STORED DATA:
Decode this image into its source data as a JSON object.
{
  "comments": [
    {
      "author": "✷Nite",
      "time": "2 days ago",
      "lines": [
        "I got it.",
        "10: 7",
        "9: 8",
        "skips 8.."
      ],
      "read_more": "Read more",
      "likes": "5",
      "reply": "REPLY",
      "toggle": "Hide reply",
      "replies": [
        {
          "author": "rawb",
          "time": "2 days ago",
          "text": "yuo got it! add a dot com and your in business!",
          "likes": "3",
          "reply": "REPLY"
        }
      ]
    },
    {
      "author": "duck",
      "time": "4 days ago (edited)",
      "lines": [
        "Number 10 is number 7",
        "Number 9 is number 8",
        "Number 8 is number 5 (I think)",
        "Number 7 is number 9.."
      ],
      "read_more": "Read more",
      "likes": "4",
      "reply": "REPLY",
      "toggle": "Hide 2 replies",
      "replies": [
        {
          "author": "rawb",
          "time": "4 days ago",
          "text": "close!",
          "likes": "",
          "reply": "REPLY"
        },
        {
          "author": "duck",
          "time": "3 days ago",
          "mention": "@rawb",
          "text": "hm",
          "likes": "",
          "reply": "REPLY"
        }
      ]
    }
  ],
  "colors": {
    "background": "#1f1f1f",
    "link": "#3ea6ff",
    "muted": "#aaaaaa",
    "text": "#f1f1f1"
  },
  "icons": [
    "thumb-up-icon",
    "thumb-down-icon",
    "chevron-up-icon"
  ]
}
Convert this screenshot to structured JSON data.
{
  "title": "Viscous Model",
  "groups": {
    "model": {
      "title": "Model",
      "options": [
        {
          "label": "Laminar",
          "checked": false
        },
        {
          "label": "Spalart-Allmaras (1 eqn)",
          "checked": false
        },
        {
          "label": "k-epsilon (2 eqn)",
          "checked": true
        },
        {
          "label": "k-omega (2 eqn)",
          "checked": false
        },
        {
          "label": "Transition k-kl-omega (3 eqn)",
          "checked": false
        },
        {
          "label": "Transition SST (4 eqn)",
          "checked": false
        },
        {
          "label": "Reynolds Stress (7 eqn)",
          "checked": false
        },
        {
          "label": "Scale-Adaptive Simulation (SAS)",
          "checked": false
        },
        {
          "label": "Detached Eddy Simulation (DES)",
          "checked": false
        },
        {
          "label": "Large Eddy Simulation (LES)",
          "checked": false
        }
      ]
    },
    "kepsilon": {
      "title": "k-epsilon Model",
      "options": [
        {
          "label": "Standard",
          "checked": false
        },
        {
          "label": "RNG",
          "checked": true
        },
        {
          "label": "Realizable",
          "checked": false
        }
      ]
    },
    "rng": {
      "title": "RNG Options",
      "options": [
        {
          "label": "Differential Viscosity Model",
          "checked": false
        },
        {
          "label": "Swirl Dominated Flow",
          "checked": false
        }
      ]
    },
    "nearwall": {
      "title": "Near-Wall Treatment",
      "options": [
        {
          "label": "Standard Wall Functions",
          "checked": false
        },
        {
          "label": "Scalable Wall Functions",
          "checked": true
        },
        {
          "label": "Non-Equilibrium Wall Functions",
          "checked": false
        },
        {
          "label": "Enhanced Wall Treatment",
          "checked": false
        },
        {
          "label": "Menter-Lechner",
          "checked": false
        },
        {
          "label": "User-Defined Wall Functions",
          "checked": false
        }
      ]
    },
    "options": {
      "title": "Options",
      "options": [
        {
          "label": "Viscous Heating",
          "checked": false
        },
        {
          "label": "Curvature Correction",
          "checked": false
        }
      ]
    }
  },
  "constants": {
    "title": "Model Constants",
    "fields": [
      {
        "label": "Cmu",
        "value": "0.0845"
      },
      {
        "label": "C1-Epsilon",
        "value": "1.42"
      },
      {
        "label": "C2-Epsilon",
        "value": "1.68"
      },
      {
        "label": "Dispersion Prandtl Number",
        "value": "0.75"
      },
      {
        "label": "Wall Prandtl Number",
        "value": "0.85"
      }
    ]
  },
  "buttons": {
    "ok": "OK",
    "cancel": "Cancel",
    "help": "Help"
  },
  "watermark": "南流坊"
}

REQUEST: Of all the lines above, how many contain the word "omega"? Give the number and nothing else.

WRITTEN ANSWER: 2